Dataset records |
================================

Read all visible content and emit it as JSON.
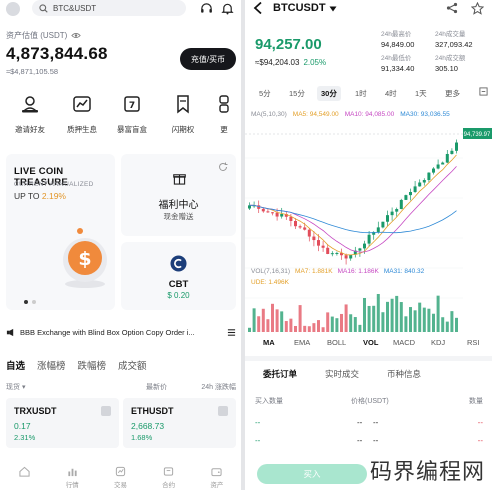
{
  "left": {
    "search": {
      "value": "BTC&USDT"
    },
    "assets": {
      "label": "资产估值 (USDT)",
      "value": "4,873,844.68",
      "sub_value": "≈$4,871,105.58",
      "deposit_label": "充值/买币"
    },
    "quick_actions": [
      {
        "label": "邀请好友",
        "icon": "person-icon"
      },
      {
        "label": "质押生息",
        "icon": "growth-chart-icon"
      },
      {
        "label": "暴富盲盒",
        "icon": "blind-box-icon"
      },
      {
        "label": "闪期权",
        "icon": "bookmark-icon"
      },
      {
        "label": "更",
        "icon": "more-icon"
      }
    ],
    "promo": {
      "title": "LIVE COIN TREASURE",
      "sub": "CURRENT ANNUALIZED",
      "up_prefix": "UP TO ",
      "up_pct": "2.19%"
    },
    "welfare": {
      "title": "福利中心",
      "sub": "现金赠送"
    },
    "cbt": {
      "name": "CBT",
      "price": "$ 0.20"
    },
    "notice": {
      "text": "BBB Exchange with Blind Box Option Copy Order i..."
    },
    "market_tabs": [
      "自选",
      "涨幅榜",
      "跌幅榜",
      "成交额"
    ],
    "market_header": {
      "col1": "现货",
      "col2": "最新价",
      "col3": "24h 涨跌幅"
    },
    "market_items": [
      {
        "symbol": "TRXUSDT",
        "price": "0.17",
        "change": "2.31%"
      },
      {
        "symbol": "ETHUSDT",
        "price": "2,668.73",
        "change": "1.68%"
      }
    ],
    "nav": [
      "",
      "行情",
      "交易",
      "合约",
      "资产"
    ]
  },
  "right": {
    "symbol": "BTCUSDT",
    "price": "94,257.00",
    "usd_price": "≈$94,204.03",
    "change": "2.05%",
    "stats": [
      {
        "label": "24h最高价",
        "value": "94,849.00"
      },
      {
        "label": "24h成交量",
        "value": "327,093.42"
      },
      {
        "label": "24h最低价",
        "value": "91,334.40"
      },
      {
        "label": "24h成交额",
        "value": "305.10"
      }
    ],
    "timeframes": [
      "5分",
      "15分",
      "30分",
      "1时",
      "4时",
      "1天",
      "更多"
    ],
    "active_timeframe": "30分",
    "ma_row": [
      {
        "label": "MA(5,10,30)",
        "color": "#8a8d96"
      },
      {
        "label": "MA5: 94,549.00",
        "color": "#e3a02a"
      },
      {
        "label": "MA10: 94,085.00",
        "color": "#c648c2"
      },
      {
        "label": "MA30: 93,036.55",
        "color": "#2f8ad6"
      }
    ],
    "vol_row": [
      {
        "label": "VOL(7,16,31)",
        "color": "#8a8d96"
      },
      {
        "label": "MA7: 1.881K",
        "color": "#e3a02a"
      },
      {
        "label": "MA16: 1.186K",
        "color": "#c648c2"
      },
      {
        "label": "MA31: 840.32",
        "color": "#2f8ad6"
      }
    ],
    "vol_extra": "UDE: 1.496K",
    "price_tag": "94,739.97",
    "indicator_tabs": [
      "MA",
      "EMA",
      "BOLL",
      "VOL",
      "MACD",
      "KDJ",
      "RSI"
    ],
    "orderbook_tabs": [
      "委托订单",
      "实时成交",
      "币种信息"
    ],
    "orderbook_header": {
      "buy": "买入数量",
      "price": "价格(USDT)",
      "sell": "数量"
    },
    "orderbook_rows": [
      {
        "buy": "--",
        "p1": "--",
        "p2": "--",
        "sell": "--"
      },
      {
        "buy": "--",
        "p1": "--",
        "p2": "--",
        "sell": "--"
      }
    ],
    "buy_label": "买入",
    "watermark": "码界编程网",
    "colors": {
      "up": "#1a9a6a",
      "down": "#e24d5b"
    }
  }
}
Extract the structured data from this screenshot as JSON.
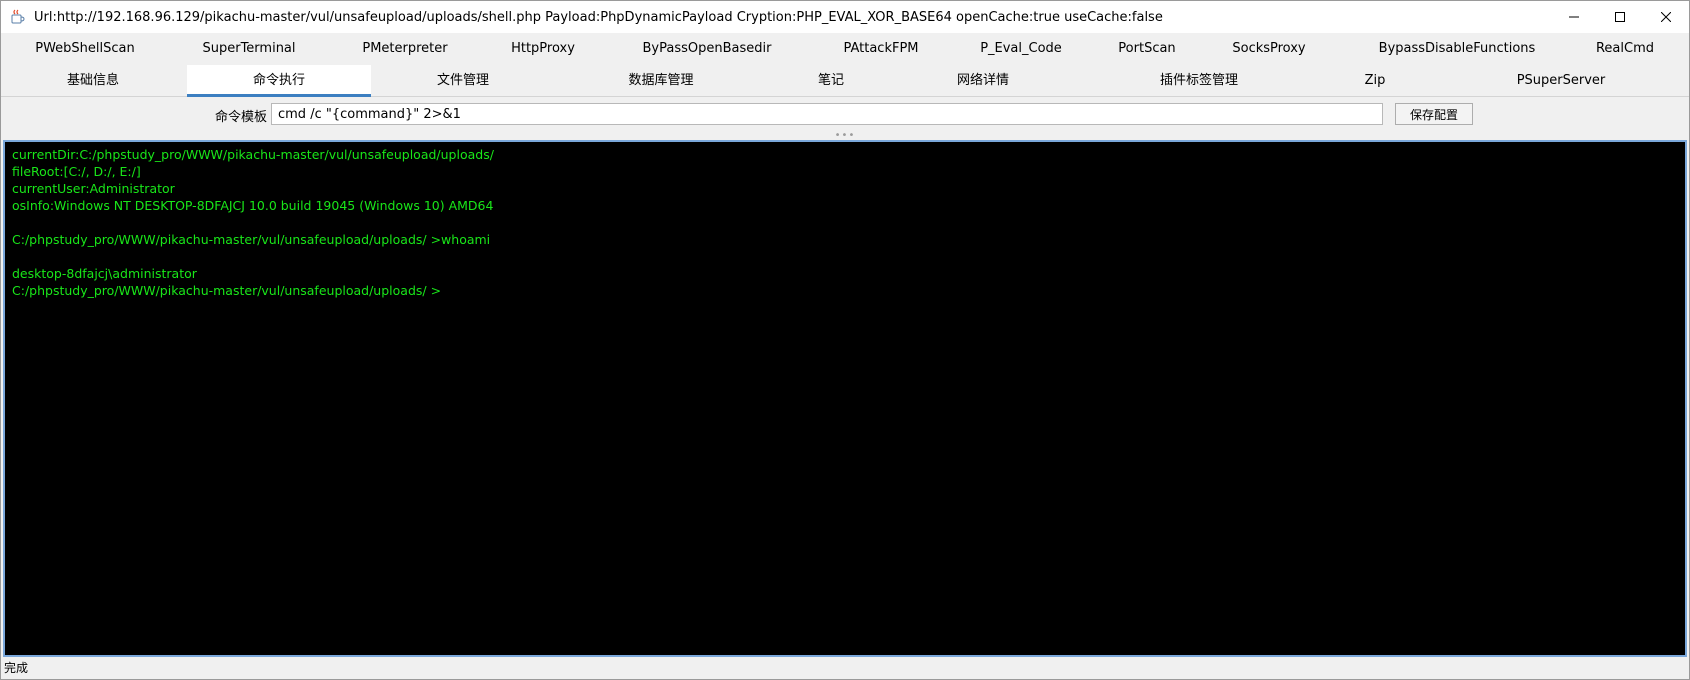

================================

Pull out the lines above in which the word "symbol" appears.

Written answer |
        "symbol": "TRXUSDT",
        "symbol": "ETHUSDT",
    "symbol": "BTCUSDT",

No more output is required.